What you need to do. Without omitting anything, return the records precisely as given.

Dataset.
* * *

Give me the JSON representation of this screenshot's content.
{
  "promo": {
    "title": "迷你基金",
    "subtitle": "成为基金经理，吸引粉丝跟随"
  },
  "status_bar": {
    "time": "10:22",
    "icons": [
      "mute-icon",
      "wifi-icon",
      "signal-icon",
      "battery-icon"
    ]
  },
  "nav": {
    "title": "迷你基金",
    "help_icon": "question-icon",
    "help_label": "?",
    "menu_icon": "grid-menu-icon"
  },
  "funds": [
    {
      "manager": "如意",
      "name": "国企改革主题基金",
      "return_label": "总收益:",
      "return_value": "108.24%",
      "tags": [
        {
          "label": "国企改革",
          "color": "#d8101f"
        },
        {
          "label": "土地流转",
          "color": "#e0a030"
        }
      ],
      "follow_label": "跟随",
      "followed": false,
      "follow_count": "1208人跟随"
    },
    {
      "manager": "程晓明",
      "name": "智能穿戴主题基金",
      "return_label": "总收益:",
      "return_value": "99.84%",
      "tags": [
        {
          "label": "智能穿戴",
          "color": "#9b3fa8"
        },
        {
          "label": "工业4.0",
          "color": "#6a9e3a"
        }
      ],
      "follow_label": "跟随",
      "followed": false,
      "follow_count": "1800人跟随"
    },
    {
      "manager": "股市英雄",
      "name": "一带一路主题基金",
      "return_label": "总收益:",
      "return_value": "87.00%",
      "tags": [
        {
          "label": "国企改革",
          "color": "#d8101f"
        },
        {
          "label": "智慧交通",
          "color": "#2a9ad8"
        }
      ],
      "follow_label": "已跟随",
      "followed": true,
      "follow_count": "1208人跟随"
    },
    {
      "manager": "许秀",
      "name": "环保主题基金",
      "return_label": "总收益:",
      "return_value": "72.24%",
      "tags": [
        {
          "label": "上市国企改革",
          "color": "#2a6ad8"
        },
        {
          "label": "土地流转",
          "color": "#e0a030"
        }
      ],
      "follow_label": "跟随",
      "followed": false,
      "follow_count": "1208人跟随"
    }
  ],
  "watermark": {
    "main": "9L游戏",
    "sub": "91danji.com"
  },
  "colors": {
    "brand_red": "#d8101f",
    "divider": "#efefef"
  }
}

* * *

Result for this task.
Give me the JSON representation of this screenshot's content.
{
  "promo": {
    "title": "迷你基金",
    "subtitle": "成为基金经理，吸引粉丝跟随"
  },
  "status_bar": {
    "time": "10:22",
    "icons": [
      "mute-icon",
      "wifi-icon",
      "signal-icon",
      "battery-icon"
    ]
  },
  "nav": {
    "title": "迷你基金",
    "help_icon": "question-icon",
    "help_label": "?",
    "menu_icon": "grid-menu-icon"
  },
  "funds": [
    {
      "manager": "如意",
      "name": "国企改革主题基金",
      "return_label": "总收益:",
      "return_value": "108.24%",
      "tags": [
        {
          "label": "国企改革",
          "color": "#d8101f"
        },
        {
          "label": "土地流转",
          "color": "#e0a030"
        }
      ],
      "follow_label": "跟随",
      "followed": false,
      "follow_count": "1208人跟随"
    },
    {
      "manager": "程晓明",
      "name": "智能穿戴主题基金",
      "return_label": "总收益:",
      "return_value": "99.84%",
      "tags": [
        {
          "label": "智能穿戴",
          "color": "#9b3fa8"
        },
        {
          "label": "工业4.0",
          "color": "#6a9e3a"
        }
      ],
      "follow_label": "跟随",
      "followed": false,
      "follow_count": "1800人跟随"
    },
    {
      "manager": "股市英雄",
      "name": "一带一路主题基金",
      "return_label": "总收益:",
      "return_value": "87.00%",
      "tags": [
        {
          "label": "国企改革",
          "color": "#d8101f"
        },
        {
          "label": "智慧交通",
          "color": "#2a9ad8"
        }
      ],
      "follow_label": "已跟随",
      "followed": true,
      "follow_count": "1208人跟随"
    },
    {
      "manager": "许秀",
      "name": "环保主题基金",
      "return_label": "总收益:",
      "return_value": "72.24%",
      "tags": [
        {
          "label": "上市国企改革",
          "color": "#2a6ad8"
        },
        {
          "label": "土地流转",
          "color": "#e0a030"
        }
      ],
      "follow_label": "跟随",
      "followed": false,
      "follow_count": "1208人跟随"
    }
  ],
  "watermark": {
    "main": "9L游戏",
    "sub": "91danji.com"
  },
  "colors": {
    "brand_red": "#d8101f",
    "divider": "#efefef"
  }
}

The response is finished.